>> Start Records for this exercise

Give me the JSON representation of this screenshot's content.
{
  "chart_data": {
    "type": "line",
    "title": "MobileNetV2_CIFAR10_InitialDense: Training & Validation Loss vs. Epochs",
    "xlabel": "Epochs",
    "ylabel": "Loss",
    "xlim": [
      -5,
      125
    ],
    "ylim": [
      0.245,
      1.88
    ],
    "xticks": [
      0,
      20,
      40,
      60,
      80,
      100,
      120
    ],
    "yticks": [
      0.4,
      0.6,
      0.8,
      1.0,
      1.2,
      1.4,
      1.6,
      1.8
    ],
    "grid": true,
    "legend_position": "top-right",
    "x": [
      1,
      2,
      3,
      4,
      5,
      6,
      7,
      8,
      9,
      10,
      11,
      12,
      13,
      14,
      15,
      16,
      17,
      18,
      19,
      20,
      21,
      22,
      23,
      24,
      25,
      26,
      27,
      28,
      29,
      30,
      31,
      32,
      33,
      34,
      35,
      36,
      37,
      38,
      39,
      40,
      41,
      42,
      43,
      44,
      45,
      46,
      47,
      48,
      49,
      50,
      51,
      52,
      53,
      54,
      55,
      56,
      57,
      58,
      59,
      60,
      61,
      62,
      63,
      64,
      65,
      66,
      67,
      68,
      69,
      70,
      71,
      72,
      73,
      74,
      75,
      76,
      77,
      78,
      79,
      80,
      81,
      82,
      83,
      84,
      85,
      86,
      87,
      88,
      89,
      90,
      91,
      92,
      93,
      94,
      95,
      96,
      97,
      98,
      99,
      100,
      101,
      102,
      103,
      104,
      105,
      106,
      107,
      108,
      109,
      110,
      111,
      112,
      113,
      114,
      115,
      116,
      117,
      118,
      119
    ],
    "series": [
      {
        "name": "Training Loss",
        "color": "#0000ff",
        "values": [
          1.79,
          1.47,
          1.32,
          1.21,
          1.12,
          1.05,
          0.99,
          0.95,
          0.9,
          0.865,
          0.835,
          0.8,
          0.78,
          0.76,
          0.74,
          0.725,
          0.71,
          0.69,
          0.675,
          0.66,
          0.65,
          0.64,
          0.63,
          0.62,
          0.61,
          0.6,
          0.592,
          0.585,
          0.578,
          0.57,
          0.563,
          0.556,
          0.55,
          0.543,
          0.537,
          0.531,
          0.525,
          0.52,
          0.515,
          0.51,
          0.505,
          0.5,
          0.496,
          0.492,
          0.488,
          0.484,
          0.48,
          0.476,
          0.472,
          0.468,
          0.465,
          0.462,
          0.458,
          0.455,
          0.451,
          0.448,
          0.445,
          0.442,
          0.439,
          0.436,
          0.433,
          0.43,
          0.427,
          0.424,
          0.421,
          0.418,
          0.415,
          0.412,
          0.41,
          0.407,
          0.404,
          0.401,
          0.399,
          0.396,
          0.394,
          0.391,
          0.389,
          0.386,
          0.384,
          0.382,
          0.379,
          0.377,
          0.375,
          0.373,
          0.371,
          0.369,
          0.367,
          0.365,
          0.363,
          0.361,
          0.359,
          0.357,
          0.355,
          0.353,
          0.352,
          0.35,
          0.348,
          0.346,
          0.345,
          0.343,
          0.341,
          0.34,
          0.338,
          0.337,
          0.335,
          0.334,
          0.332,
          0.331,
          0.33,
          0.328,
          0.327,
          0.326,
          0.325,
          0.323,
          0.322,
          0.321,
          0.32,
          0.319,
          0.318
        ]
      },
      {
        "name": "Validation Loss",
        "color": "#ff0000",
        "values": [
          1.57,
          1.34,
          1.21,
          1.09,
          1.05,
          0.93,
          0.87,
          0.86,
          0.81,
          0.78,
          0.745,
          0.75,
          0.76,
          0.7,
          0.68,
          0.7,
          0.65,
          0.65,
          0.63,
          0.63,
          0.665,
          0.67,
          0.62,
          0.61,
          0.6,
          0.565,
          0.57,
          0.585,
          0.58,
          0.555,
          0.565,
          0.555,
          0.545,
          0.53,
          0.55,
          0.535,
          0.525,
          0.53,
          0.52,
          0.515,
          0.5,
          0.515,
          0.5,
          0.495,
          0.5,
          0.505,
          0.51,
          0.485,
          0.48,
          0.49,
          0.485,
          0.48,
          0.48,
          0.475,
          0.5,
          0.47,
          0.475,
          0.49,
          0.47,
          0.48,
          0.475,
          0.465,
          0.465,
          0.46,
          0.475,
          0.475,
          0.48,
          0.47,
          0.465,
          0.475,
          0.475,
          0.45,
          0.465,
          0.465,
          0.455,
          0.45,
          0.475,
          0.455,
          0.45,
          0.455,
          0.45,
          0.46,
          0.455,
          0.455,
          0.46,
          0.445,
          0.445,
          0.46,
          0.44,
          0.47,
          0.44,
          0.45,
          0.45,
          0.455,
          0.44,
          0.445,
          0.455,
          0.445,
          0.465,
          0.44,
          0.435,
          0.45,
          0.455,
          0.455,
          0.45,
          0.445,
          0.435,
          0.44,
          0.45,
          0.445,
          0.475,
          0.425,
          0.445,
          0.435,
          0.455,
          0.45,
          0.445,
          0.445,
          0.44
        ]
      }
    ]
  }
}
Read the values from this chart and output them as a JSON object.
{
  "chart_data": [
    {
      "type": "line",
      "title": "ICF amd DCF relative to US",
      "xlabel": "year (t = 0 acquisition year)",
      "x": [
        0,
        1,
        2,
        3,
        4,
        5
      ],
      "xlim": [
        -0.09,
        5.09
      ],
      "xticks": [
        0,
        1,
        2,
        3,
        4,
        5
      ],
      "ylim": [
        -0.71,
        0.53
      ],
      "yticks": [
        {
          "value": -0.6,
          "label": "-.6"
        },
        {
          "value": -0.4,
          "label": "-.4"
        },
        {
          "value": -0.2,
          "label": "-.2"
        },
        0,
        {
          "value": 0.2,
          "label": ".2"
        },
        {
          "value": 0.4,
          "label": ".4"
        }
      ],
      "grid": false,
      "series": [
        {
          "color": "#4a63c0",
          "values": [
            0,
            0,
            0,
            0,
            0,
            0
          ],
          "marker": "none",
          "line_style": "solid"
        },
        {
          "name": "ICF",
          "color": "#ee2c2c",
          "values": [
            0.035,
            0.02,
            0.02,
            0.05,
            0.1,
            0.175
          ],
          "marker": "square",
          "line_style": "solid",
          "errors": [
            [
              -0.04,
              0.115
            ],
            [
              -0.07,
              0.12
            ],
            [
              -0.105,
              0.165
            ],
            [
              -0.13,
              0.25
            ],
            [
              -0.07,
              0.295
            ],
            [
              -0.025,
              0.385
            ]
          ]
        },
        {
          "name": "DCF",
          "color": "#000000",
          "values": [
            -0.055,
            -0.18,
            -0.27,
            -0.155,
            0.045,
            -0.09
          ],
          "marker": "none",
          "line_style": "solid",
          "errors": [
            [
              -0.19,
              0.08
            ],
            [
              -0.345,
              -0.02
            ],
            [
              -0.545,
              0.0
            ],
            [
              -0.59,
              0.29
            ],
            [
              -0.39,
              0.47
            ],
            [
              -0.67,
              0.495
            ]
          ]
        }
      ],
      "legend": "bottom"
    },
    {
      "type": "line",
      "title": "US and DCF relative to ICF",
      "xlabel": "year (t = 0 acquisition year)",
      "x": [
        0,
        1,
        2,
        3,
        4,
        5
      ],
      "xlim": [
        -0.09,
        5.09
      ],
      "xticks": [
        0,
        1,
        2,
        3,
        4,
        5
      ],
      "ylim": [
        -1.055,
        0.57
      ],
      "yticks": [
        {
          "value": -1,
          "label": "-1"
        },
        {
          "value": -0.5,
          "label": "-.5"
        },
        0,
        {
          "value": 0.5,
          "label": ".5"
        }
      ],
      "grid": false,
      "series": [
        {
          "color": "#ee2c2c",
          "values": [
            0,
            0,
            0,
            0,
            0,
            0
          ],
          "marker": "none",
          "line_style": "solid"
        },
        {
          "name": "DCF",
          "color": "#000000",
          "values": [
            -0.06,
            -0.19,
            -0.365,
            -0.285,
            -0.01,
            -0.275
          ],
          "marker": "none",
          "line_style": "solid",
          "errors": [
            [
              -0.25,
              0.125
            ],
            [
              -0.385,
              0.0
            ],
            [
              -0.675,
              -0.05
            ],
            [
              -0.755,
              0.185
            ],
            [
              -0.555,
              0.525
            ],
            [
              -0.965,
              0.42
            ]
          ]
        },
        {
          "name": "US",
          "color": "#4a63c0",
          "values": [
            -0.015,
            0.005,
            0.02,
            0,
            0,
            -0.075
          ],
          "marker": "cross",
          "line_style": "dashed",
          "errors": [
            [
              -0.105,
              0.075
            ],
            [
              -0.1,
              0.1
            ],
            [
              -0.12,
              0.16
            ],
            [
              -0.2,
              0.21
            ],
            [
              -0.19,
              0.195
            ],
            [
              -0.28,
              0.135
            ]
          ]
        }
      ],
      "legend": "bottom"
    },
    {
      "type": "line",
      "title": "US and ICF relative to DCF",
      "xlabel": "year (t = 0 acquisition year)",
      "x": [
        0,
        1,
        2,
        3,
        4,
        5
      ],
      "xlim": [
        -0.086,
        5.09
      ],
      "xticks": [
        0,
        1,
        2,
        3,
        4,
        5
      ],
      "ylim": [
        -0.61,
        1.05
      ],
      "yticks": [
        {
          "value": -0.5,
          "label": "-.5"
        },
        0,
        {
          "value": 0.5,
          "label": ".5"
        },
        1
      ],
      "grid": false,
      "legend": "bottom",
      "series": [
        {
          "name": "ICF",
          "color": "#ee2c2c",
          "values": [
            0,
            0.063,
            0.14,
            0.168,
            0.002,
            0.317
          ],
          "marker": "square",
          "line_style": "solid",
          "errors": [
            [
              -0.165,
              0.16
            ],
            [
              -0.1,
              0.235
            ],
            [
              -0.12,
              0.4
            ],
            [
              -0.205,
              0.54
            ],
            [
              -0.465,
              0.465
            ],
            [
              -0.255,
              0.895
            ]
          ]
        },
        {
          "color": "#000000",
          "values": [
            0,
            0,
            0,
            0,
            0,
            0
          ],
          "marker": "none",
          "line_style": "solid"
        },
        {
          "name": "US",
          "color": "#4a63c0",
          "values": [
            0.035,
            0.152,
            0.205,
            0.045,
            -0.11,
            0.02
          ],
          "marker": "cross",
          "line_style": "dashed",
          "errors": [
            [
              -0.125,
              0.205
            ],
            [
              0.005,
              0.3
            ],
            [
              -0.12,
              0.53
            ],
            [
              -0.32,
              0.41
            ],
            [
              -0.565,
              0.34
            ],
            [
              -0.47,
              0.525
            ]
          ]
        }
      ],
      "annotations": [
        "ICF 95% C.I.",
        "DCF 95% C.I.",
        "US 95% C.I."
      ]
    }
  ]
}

>> End Records for this exercise

Task description —
From the listing above, copy every line that includes the word "Loss".

Task response —
    "title": "MobileNetV2_CIFAR10_InitialDense: Training & Validation Loss vs. Epochs",
    "ylabel": "Loss",
        "name": "Training Loss",
        "name": "Validation Loss",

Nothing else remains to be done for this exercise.